> **Selected excerpt**:
====

China was hit by the SARS-CoV-2 virus first. Their government mishandled it for weeks and actual cases were likely 40 times the number they reported but moved hard to contain the virus by going ‘full Wuhan’ which included even sealing people inside of homes, which in some cases became tombs.
Now though they’ve mostly had the virus under control in most of the country for some time. There are regions with over 100 million people that haven’t seen a case in six months. It’s odd, then, that the U.S. continues to ban most travel from China due to virus risk.
- Domestic flights are actually up 3.5% year-over-year to 371,000 flights in September
- Domestic passengers hit 98% of prior year volumes, or 47.75 million travelers for the month.
China Eastern Boeing 737
Even if China’s numbers are optimistic they still paint a picture that’s directionally headed towards recovery, though average fares are much lower and near-giveaway deals abound. Despite the reported recovery in air traveler numbers, hotels haven’t fully rebounded.

====

> **Tasks to complete**:
**a)** Summarize the article on China's air travel recovery in two sentences.
**b)** Copy everything in the article on China's air travel recovery from "China Eastern Boeing" down to "haven’t fully rebounded.".
**c)** Write what follows the last sentence of the article on China's air travel recovery.

> **Records contained in a dataset**:
====

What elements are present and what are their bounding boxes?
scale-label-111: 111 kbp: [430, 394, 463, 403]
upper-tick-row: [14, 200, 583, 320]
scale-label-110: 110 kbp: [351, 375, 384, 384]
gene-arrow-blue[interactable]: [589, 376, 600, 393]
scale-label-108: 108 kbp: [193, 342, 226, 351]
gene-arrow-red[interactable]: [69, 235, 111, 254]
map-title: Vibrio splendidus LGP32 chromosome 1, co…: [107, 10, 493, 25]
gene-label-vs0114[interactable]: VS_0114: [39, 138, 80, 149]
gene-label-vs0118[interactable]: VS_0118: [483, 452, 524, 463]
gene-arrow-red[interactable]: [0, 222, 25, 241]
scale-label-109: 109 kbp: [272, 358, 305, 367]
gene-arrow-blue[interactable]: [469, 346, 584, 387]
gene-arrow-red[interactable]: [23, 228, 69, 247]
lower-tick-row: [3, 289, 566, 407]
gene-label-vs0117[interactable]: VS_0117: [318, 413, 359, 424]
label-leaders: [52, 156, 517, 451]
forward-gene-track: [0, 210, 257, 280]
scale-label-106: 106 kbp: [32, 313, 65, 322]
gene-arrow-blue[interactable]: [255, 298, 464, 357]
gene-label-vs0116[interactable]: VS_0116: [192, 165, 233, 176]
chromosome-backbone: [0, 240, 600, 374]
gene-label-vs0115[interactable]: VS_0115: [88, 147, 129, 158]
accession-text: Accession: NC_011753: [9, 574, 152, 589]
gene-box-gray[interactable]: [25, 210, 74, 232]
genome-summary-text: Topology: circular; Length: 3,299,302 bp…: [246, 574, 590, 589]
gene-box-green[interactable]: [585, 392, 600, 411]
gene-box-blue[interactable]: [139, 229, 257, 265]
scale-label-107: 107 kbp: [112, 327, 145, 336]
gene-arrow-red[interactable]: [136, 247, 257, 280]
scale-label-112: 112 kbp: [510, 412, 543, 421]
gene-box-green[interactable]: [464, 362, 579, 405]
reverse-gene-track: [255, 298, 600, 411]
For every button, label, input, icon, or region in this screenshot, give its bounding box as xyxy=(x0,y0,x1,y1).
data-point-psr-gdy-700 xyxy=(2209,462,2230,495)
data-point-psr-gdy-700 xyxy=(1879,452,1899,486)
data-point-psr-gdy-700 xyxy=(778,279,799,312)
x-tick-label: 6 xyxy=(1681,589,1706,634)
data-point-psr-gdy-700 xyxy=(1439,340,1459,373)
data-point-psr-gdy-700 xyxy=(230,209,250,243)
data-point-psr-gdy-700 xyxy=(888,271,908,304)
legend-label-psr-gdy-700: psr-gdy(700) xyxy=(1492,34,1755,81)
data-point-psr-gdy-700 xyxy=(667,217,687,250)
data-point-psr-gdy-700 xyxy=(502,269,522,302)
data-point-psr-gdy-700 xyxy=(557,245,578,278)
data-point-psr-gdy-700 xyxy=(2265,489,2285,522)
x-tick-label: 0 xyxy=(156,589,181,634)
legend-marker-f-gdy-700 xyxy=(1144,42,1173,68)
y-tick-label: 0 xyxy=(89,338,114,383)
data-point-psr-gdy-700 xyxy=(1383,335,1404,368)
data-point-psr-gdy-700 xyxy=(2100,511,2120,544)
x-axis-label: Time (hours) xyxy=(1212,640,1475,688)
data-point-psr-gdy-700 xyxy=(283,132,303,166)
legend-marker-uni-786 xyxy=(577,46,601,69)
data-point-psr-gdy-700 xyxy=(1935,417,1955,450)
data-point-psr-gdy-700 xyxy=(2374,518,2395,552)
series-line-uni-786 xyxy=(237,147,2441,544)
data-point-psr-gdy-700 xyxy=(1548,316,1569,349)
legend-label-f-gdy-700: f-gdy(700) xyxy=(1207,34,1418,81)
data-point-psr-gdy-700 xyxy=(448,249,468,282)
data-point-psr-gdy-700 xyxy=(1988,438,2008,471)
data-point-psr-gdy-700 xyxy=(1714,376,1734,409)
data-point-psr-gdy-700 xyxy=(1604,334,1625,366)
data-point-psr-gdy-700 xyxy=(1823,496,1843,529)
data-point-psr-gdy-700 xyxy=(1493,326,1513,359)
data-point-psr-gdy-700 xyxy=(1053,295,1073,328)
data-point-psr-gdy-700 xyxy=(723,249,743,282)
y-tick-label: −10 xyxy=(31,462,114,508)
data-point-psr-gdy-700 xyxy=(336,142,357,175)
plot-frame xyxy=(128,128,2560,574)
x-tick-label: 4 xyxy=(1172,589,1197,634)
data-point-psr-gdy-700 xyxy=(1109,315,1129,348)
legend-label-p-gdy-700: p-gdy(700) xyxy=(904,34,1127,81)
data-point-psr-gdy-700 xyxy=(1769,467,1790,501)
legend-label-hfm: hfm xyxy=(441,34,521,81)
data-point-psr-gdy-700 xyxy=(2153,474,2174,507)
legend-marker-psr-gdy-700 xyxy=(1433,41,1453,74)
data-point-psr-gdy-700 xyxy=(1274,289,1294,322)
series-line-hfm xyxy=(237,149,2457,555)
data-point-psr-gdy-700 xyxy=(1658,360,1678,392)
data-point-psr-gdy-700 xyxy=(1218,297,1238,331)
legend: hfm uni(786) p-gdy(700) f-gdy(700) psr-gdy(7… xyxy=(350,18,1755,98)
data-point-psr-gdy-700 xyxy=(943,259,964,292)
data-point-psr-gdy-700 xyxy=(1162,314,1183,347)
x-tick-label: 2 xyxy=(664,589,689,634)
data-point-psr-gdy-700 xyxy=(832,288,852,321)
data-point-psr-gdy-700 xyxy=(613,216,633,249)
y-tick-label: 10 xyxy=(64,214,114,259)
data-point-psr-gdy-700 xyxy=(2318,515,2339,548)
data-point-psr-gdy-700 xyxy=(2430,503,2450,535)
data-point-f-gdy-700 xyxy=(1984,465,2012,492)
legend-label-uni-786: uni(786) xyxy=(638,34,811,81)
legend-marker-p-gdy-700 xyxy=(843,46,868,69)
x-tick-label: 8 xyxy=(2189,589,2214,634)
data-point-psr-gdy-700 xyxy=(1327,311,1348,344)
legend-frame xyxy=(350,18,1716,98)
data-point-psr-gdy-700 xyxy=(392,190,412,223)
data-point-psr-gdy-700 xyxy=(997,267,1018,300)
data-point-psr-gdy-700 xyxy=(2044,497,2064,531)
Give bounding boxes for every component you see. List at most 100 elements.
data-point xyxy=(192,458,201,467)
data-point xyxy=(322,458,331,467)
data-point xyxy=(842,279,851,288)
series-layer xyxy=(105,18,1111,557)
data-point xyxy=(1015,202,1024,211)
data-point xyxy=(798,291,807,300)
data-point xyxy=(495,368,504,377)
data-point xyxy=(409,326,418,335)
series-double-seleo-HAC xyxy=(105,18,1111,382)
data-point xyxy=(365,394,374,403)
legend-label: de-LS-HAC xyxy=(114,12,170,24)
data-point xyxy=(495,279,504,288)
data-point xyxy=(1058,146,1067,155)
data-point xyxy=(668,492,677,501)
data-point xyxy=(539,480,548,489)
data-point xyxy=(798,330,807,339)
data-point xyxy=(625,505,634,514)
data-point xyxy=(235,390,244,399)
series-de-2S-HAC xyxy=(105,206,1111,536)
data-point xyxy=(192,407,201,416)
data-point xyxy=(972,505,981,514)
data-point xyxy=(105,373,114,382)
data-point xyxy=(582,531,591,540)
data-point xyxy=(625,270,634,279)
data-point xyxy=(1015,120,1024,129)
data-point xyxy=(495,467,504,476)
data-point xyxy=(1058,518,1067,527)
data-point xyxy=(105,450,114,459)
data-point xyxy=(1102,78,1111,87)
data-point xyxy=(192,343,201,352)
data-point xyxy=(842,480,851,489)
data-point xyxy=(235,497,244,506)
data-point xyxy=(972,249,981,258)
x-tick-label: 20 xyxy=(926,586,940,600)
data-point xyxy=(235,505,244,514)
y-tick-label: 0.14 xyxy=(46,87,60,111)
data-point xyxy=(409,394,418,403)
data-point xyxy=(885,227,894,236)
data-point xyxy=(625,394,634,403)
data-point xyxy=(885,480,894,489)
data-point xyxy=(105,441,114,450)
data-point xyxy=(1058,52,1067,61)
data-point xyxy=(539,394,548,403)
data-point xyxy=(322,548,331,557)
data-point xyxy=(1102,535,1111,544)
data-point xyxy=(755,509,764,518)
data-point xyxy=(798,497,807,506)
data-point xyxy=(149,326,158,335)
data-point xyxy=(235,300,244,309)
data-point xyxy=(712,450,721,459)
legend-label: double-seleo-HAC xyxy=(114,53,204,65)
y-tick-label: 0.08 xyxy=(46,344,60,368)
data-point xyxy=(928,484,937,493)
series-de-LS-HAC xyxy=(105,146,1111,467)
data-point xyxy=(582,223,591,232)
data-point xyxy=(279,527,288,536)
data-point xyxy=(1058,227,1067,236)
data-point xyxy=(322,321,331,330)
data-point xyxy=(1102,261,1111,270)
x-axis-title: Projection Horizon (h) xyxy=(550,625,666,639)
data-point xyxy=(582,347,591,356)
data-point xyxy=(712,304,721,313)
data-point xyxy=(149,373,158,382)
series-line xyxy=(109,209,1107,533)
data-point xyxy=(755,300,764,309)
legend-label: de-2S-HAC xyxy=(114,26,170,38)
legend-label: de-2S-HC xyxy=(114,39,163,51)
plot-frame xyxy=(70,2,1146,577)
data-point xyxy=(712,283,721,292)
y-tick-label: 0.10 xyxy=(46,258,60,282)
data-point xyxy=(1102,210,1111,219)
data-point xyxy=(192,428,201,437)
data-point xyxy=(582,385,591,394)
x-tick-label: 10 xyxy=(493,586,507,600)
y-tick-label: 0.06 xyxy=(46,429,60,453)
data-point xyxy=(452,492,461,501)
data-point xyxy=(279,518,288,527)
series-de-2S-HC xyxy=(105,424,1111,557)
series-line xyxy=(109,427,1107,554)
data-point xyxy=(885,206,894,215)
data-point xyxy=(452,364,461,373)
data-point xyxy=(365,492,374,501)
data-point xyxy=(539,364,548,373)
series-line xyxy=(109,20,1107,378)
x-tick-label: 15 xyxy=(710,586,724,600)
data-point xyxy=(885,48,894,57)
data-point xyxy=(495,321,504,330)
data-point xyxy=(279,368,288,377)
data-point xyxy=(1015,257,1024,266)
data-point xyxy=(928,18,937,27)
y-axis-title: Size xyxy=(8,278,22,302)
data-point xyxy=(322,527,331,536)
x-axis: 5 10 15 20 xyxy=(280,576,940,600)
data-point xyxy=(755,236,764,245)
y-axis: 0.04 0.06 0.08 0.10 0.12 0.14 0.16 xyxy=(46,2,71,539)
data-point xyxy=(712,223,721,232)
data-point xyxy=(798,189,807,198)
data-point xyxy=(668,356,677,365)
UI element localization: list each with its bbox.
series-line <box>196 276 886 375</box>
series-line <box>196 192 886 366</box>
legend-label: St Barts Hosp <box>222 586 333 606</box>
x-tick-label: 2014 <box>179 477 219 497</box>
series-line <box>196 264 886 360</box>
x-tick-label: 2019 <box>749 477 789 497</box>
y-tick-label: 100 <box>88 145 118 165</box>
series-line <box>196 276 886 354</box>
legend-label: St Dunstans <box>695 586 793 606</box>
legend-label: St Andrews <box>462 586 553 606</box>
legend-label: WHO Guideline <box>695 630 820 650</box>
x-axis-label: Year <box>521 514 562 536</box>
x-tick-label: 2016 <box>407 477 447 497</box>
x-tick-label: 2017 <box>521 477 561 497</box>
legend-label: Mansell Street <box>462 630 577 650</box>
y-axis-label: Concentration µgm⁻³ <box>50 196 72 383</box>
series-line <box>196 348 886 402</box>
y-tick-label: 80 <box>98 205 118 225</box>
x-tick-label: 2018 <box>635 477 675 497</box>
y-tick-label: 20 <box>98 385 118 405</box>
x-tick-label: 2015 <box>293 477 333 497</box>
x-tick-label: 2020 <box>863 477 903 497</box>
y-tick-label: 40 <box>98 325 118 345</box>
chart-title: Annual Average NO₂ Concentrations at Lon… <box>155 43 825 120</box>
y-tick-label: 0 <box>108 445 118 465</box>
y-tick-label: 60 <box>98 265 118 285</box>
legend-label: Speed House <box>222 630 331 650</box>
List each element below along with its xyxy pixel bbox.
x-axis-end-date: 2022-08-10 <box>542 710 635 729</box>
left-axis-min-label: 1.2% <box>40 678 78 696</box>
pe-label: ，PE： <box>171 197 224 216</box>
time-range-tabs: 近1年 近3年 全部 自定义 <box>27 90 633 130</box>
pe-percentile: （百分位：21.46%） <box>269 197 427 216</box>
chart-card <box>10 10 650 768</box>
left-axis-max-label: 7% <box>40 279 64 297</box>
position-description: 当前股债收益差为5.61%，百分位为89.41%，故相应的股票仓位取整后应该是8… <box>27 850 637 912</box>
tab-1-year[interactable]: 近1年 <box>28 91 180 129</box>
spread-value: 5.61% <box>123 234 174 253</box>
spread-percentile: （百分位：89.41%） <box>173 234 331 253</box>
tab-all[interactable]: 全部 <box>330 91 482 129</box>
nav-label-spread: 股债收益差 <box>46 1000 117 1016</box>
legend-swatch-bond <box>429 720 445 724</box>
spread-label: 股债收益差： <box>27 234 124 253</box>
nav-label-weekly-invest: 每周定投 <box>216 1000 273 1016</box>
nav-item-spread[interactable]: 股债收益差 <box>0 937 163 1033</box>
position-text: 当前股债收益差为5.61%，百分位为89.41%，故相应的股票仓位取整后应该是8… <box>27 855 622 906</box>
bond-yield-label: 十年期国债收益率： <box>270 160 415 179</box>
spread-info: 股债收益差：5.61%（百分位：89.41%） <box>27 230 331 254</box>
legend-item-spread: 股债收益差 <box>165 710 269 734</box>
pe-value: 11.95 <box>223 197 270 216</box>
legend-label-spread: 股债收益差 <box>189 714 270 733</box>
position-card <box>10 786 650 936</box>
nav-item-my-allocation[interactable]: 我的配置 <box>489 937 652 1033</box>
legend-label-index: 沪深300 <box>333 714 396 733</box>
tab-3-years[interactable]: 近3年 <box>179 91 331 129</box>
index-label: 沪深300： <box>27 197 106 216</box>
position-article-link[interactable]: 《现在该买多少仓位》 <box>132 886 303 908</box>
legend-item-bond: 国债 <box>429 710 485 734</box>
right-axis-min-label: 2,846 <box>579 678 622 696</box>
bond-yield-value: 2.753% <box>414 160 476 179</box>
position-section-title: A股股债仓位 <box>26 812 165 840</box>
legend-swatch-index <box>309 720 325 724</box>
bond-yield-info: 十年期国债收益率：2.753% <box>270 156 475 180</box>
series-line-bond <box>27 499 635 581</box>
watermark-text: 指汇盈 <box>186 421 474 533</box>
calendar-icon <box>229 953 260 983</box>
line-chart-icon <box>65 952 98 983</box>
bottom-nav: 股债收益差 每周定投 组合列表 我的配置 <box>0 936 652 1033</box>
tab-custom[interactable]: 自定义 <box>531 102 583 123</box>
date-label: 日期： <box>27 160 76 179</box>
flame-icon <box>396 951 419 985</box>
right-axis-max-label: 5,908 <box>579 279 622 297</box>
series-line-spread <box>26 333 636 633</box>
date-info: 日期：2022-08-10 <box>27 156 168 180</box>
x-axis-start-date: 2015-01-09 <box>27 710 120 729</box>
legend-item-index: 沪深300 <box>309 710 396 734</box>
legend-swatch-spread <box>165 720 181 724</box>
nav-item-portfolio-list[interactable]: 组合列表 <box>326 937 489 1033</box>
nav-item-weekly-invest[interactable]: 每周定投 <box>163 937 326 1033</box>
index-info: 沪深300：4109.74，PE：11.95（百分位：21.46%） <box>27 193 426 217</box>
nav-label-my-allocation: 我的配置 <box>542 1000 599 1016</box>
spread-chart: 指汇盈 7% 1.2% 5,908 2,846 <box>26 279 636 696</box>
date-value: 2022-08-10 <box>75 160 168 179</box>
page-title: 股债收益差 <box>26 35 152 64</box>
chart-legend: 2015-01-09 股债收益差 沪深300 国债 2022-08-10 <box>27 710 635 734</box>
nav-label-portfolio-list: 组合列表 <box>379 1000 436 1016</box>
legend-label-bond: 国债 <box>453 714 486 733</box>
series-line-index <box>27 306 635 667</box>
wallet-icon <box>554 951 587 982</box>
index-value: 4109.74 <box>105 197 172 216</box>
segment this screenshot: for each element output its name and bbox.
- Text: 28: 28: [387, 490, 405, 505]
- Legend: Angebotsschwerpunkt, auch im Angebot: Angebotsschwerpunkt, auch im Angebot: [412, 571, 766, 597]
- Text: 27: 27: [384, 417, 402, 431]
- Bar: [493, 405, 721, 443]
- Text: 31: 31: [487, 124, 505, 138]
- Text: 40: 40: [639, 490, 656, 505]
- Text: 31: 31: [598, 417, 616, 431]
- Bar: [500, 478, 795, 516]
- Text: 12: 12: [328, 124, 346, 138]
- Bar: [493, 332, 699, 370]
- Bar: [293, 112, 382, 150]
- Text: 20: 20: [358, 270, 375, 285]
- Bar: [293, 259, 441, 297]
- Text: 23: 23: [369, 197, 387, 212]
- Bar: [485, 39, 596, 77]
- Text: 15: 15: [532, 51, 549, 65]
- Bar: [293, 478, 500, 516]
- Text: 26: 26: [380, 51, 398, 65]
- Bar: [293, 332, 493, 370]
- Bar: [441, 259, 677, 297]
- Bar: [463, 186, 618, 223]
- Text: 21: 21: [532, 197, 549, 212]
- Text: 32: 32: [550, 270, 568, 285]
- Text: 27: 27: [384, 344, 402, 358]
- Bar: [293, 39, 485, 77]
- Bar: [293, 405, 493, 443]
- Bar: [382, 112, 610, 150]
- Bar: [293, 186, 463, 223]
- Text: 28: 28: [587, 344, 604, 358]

====

> **Task responses**:
**a)** After mishandling the early outbreak, China contained the virus with harsh measures and has had it mostly under control for some time, yet the U.S. still bans most travel from China. In September, domestic flights rose 3.5% year over year to 371,000 and passengers reached 98% of the prior year's volume, although fares are much lower and hotels haven't fully rebounded.

**b)**
China Eastern Boeing 737
Even if China’s numbers are optimistic they still paint a picture that’s directionally headed towards recovery, though average fares are much lower and near-giveaway deals abound. Despite the reported recovery in air traveler numbers, hotels haven’t fully rebounded.

**c)**
While China’s airlines are generally majority-owned by state investment vehicles, making the distinction between public and private blurry at best. But the U.S. has subsidized airlines more than most other regions of the world – the subsidies though haven’t required flying full schedules at giveaway fares.
Nonetheless, controlling the spread of the virus makes travel possible at levels approximating what they were pre-pandemic and it can do so quickly. Domestic flights recover before international because the virus isn’t controlled on a worldwide basis.